What needs to be done. Filter the entries below, keeping only lines with the word "Ready".

(Source records)
»»
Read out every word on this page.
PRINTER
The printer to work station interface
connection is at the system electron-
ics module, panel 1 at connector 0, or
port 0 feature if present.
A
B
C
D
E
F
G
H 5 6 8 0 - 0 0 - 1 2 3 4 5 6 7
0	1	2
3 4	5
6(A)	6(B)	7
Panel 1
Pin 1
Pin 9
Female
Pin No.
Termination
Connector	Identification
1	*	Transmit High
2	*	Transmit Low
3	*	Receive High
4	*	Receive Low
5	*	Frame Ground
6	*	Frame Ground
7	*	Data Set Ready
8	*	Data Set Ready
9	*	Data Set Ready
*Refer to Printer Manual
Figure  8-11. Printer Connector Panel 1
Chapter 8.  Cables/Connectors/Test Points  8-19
««
Right answer.
7	*	Data Set Ready
8	*	Data Set Ready
9	*	Data Set Ready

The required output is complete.